▸ Required task:
Extract all lines from the data beneath that include the word "Базарная".

• • • • •

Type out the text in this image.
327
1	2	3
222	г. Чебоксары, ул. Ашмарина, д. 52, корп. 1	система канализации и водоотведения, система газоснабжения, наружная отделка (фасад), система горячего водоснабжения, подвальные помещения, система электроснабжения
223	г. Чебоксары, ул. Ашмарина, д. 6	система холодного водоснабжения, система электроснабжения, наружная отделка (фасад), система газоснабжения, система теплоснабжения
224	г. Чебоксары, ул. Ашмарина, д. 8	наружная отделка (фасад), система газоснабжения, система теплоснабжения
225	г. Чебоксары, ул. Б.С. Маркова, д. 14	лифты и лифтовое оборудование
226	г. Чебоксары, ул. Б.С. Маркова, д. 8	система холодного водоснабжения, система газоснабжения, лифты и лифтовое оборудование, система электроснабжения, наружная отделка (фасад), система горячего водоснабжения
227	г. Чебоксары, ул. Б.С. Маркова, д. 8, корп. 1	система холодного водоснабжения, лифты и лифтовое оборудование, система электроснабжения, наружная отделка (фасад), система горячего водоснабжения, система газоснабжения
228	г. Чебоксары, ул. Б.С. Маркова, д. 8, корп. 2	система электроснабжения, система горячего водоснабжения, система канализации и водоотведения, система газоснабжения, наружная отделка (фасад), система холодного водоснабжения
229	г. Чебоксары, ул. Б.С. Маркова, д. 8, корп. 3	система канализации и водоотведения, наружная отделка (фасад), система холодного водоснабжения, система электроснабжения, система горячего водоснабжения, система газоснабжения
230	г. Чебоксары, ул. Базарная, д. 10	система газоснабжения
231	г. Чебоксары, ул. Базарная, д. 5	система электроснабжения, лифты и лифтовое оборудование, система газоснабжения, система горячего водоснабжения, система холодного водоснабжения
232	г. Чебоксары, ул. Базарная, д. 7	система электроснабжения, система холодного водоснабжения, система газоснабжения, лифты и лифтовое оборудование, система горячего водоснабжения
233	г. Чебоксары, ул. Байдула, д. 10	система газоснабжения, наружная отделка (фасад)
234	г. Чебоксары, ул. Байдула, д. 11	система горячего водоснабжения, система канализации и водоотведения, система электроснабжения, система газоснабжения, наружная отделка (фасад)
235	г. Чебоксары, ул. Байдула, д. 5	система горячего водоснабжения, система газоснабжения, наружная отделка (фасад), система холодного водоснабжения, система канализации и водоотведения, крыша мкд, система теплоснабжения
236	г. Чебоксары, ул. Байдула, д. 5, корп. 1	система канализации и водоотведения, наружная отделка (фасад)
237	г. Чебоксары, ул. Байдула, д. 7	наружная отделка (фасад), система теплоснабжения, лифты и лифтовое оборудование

• • • • •

▸ Answer to this problem:
230	г. Чебоксары, ул. Базарная, д. 10	система газоснабжения
231	г. Чебоксары, ул. Базарная, д. 5	система электроснабжения, лифты и лифтовое оборудование, система газоснабжения, система горячего водоснабжения, система холодного водоснабжения
232	г. Чебоксары, ул. Базарная, д. 7	система электроснабжения, система холодного водоснабжения, система газоснабжения, лифты и лифтовое оборудование, система горячего водоснабжения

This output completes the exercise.